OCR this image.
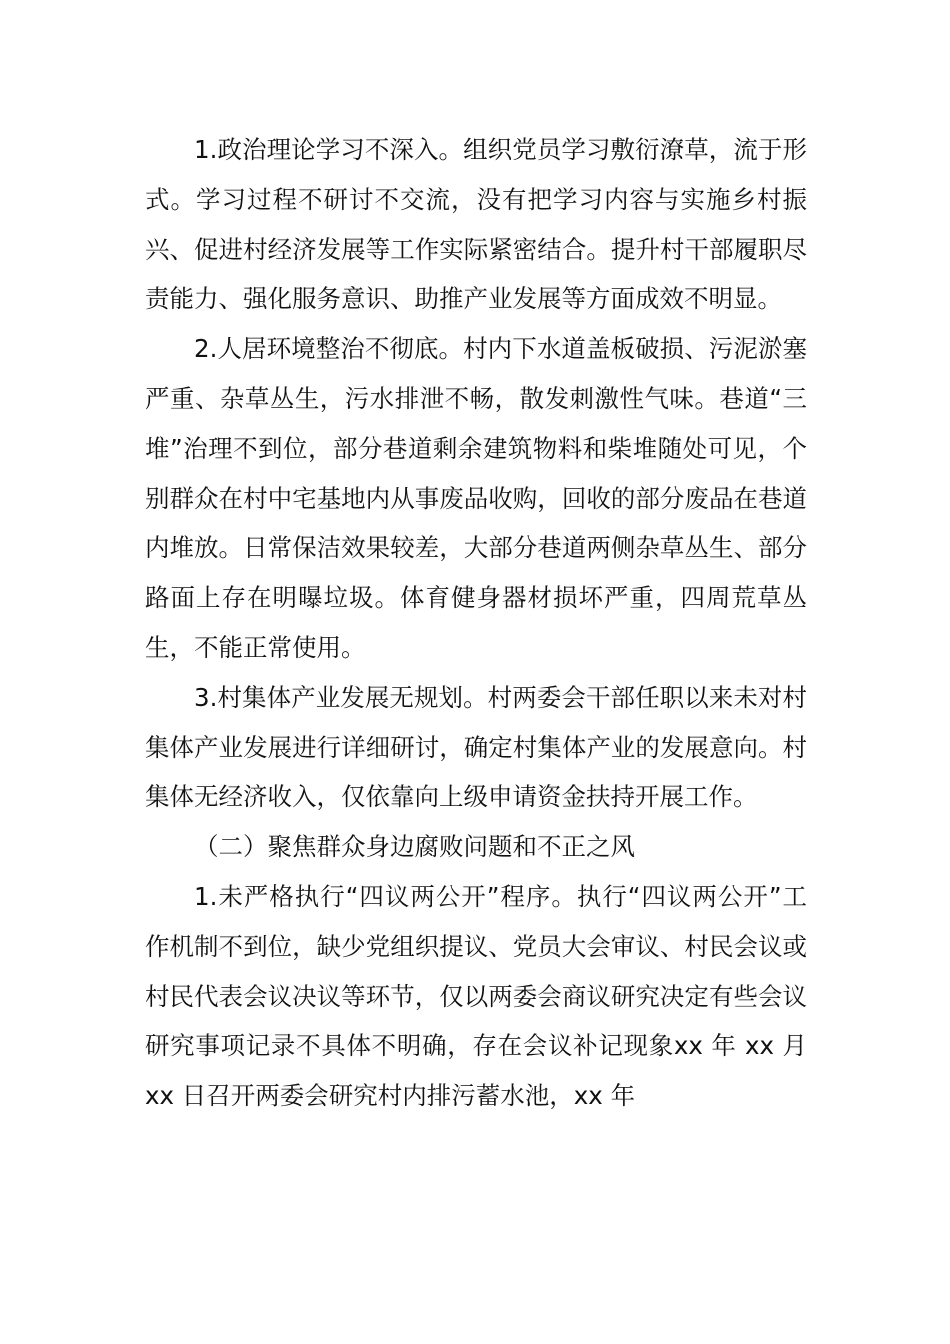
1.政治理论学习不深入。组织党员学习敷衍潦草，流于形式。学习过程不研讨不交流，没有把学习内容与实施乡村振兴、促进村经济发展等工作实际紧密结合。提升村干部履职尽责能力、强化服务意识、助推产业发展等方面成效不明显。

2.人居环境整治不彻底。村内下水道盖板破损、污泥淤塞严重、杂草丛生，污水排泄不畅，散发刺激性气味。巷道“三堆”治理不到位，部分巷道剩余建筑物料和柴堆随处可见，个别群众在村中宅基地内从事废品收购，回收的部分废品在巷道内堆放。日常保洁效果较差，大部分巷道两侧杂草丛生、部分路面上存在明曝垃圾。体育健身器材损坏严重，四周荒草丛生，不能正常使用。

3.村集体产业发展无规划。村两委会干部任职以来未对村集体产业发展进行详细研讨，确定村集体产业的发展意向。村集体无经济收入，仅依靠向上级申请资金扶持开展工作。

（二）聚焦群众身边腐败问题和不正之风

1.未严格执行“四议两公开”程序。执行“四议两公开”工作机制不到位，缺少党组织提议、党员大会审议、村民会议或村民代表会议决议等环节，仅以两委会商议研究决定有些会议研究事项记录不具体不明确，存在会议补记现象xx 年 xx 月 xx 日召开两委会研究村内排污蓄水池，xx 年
++++
▸ Task directions
The listing above needs to be output again exactly. Don't include the pictures.

▸ Response to the task
OCR this image.
1.政治理论学习不深入。组织党员学习敷衍潦草，流于形式。学习过程不研讨不交流，没有把学习内容与实施乡村振兴、促进村经济发展等工作实际紧密结合。提升村干部履职尽责能力、强化服务意识、助推产业发展等方面成效不明显。

2.人居环境整治不彻底。村内下水道盖板破损、污泥淤塞严重、杂草丛生，污水排泄不畅，散发刺激性气味。巷道“三堆”治理不到位，部分巷道剩余建筑物料和柴堆随处可见，个别群众在村中宅基地内从事废品收购，回收的部分废品在巷道内堆放。日常保洁效果较差，大部分巷道两侧杂草丛生、部分路面上存在明曝垃圾。体育健身器材损坏严重，四周荒草丛生，不能正常使用。

3.村集体产业发展无规划。村两委会干部任职以来未对村集体产业发展进行详细研讨，确定村集体产业的发展意向。村集体无经济收入，仅依靠向上级申请资金扶持开展工作。

（二）聚焦群众身边腐败问题和不正之风

1.未严格执行“四议两公开”程序。执行“四议两公开”工作机制不到位，缺少党组织提议、党员大会审议、村民会议或村民代表会议决议等环节，仅以两委会商议研究决定有些会议研究事项记录不具体不明确，存在会议补记现象xx 年 xx 月 xx 日召开两委会研究村内排污蓄水池，xx 年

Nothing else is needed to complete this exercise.